# What is expected
Each line of the material below should be reproduced exactly.

# Data for processing
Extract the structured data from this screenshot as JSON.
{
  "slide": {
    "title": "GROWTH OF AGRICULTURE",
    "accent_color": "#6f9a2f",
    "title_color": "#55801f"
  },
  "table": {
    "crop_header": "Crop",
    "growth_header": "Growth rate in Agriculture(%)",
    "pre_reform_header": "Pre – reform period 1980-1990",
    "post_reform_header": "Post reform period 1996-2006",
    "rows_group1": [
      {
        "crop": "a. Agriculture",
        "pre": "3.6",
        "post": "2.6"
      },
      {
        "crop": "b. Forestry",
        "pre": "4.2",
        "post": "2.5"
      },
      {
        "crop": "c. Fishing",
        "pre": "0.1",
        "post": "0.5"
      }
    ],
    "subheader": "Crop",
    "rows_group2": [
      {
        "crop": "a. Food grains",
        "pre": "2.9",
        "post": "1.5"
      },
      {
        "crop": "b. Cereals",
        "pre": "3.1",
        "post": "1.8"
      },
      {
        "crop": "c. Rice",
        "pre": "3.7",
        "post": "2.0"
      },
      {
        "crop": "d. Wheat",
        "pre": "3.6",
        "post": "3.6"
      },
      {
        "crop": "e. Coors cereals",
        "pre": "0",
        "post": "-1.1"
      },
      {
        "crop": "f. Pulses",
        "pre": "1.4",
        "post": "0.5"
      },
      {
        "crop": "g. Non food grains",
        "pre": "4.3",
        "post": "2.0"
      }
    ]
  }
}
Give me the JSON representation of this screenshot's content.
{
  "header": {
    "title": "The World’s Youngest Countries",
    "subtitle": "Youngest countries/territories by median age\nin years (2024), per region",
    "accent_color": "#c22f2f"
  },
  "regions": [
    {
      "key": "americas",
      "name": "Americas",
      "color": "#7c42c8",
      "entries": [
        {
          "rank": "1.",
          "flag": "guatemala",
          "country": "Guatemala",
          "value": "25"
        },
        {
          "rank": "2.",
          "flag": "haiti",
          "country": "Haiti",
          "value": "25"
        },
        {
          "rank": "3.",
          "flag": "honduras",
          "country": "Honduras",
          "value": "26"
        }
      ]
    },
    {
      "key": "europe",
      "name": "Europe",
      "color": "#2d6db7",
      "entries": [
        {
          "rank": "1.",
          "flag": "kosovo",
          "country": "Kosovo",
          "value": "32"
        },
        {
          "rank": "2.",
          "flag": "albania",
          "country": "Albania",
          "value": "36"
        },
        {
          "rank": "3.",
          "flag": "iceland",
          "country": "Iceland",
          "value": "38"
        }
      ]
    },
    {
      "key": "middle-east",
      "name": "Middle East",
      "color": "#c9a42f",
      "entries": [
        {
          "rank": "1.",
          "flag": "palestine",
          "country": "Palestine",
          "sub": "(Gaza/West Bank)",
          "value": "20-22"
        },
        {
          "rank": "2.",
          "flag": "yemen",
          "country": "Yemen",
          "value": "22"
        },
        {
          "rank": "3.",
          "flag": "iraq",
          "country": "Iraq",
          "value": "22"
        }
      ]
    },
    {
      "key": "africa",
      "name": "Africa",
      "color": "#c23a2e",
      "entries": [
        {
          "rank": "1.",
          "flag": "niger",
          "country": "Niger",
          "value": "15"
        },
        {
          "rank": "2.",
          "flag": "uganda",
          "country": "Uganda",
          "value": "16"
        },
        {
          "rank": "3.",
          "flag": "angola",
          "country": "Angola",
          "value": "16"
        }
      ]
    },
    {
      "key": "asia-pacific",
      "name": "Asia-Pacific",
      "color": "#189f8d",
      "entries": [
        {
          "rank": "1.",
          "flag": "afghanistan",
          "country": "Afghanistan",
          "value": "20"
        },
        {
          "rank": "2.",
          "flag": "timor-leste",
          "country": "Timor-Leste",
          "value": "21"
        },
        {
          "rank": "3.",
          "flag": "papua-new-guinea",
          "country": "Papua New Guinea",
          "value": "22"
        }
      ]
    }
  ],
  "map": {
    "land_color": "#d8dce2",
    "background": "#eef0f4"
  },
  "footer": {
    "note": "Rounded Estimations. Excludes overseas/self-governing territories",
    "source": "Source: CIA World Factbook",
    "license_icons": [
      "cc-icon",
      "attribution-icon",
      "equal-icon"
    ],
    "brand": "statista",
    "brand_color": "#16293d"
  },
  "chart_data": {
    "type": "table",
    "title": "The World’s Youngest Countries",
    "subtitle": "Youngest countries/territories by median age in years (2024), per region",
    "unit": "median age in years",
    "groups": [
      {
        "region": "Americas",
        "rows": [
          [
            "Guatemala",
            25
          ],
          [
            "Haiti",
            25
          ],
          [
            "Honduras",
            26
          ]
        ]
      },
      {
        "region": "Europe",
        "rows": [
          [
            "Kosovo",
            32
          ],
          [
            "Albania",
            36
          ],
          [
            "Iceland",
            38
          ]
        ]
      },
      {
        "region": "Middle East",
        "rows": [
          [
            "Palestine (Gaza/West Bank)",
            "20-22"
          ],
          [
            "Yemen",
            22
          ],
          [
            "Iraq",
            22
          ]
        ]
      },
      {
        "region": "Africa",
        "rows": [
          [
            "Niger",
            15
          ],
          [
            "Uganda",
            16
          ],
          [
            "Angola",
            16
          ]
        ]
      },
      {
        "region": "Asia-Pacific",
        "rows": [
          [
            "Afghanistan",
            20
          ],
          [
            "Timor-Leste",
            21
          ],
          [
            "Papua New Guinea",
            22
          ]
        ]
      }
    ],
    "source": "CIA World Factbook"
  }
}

# Final result
Extract the structured data from this screenshot as JSON.
{
  "slide": {
    "title": "GROWTH OF AGRICULTURE",
    "accent_color": "#6f9a2f",
    "title_color": "#55801f"
  },
  "table": {
    "crop_header": "Crop",
    "growth_header": "Growth rate in Agriculture(%)",
    "pre_reform_header": "Pre – reform period 1980-1990",
    "post_reform_header": "Post reform period 1996-2006",
    "rows_group1": [
      {
        "crop": "a. Agriculture",
        "pre": "3.6",
        "post": "2.6"
      },
      {
        "crop": "b. Forestry",
        "pre": "4.2",
        "post": "2.5"
      },
      {
        "crop": "c. Fishing",
        "pre": "0.1",
        "post": "0.5"
      }
    ],
    "subheader": "Crop",
    "rows_group2": [
      {
        "crop": "a. Food grains",
        "pre": "2.9",
        "post": "1.5"
      },
      {
        "crop": "b. Cereals",
        "pre": "3.1",
        "post": "1.8"
      },
      {
        "crop": "c. Rice",
        "pre": "3.7",
        "post": "2.0"
      },
      {
        "crop": "d. Wheat",
        "pre": "3.6",
        "post": "3.6"
      },
      {
        "crop": "e. Coors cereals",
        "pre": "0",
        "post": "-1.1"
      },
      {
        "crop": "f. Pulses",
        "pre": "1.4",
        "post": "0.5"
      },
      {
        "crop": "g. Non food grains",
        "pre": "4.3",
        "post": "2.0"
      }
    ]
  }
}
Give me the JSON representation of this screenshot's content.
{
  "header": {
    "title": "The World’s Youngest Countries",
    "subtitle": "Youngest countries/territories by median age\nin years (2024), per region",
    "accent_color": "#c22f2f"
  },
  "regions": [
    {
      "key": "americas",
      "name": "Americas",
      "color": "#7c42c8",
      "entries": [
        {
          "rank": "1.",
          "flag": "guatemala",
          "country": "Guatemala",
          "value": "25"
        },
        {
          "rank": "2.",
          "flag": "haiti",
          "country": "Haiti",
          "value": "25"
        },
        {
          "rank": "3.",
          "flag": "honduras",
          "country": "Honduras",
          "value": "26"
        }
      ]
    },
    {
      "key": "europe",
      "name": "Europe",
      "color": "#2d6db7",
      "entries": [
        {
          "rank": "1.",
          "flag": "kosovo",
          "country": "Kosovo",
          "value": "32"
        },
        {
          "rank": "2.",
          "flag": "albania",
          "country": "Albania",
          "value": "36"
        },
        {
          "rank": "3.",
          "flag": "iceland",
          "country": "Iceland",
          "value": "38"
        }
      ]
    },
    {
      "key": "middle-east",
      "name": "Middle East",
      "color": "#c9a42f",
      "entries": [
        {
          "rank": "1.",
          "flag": "palestine",
          "country": "Palestine",
          "sub": "(Gaza/West Bank)",
          "value": "20-22"
        },
        {
          "rank": "2.",
          "flag": "yemen",
          "country": "Yemen",
          "value": "22"
        },
        {
          "rank": "3.",
          "flag": "iraq",
          "country": "Iraq",
          "value": "22"
        }
      ]
    },
    {
      "key": "africa",
      "name": "Africa",
      "color": "#c23a2e",
      "entries": [
        {
          "rank": "1.",
          "flag": "niger",
          "country": "Niger",
          "value": "15"
        },
        {
          "rank": "2.",
          "flag": "uganda",
          "country": "Uganda",
          "value": "16"
        },
        {
          "rank": "3.",
          "flag": "angola",
          "country": "Angola",
          "value": "16"
        }
      ]
    },
    {
      "key": "asia-pacific",
      "name": "Asia-Pacific",
      "color": "#189f8d",
      "entries": [
        {
          "rank": "1.",
          "flag": "afghanistan",
          "country": "Afghanistan",
          "value": "20"
        },
        {
          "rank": "2.",
          "flag": "timor-leste",
          "country": "Timor-Leste",
          "value": "21"
        },
        {
          "rank": "3.",
          "flag": "papua-new-guinea",
          "country": "Papua New Guinea",
          "value": "22"
        }
      ]
    }
  ],
  "map": {
    "land_color": "#d8dce2",
    "background": "#eef0f4"
  },
  "footer": {
    "note": "Rounded Estimations. Excludes overseas/self-governing territories",
    "source": "Source: CIA World Factbook",
    "license_icons": [
      "cc-icon",
      "attribution-icon",
      "equal-icon"
    ],
    "brand": "statista",
    "brand_color": "#16293d"
  },
  "chart_data": {
    "type": "table",
    "title": "The World’s Youngest Countries",
    "subtitle": "Youngest countries/territories by median age in years (2024), per region",
    "unit": "median age in years",
    "groups": [
      {
        "region": "Americas",
        "rows": [
          [
            "Guatemala",
            25
          ],
          [
            "Haiti",
            25
          ],
          [
            "Honduras",
            26
          ]
        ]
      },
      {
        "region": "Europe",
        "rows": [
          [
            "Kosovo",
            32
          ],
          [
            "Albania",
            36
          ],
          [
            "Iceland",
            38
          ]
        ]
      },
      {
        "region": "Middle East",
        "rows": [
          [
            "Palestine (Gaza/West Bank)",
            "20-22"
          ],
          [
            "Yemen",
            22
          ],
          [
            "Iraq",
            22
          ]
        ]
      },
      {
        "region": "Africa",
        "rows": [
          [
            "Niger",
            15
          ],
          [
            "Uganda",
            16
          ],
          [
            "Angola",
            16
          ]
        ]
      },
      {
        "region": "Asia-Pacific",
        "rows": [
          [
            "Afghanistan",
            20
          ],
          [
            "Timor-Leste",
            21
          ],
          [
            "Papua New Guinea",
            22
          ]
        ]
      }
    ],
    "source": "CIA World Factbook"
  }
}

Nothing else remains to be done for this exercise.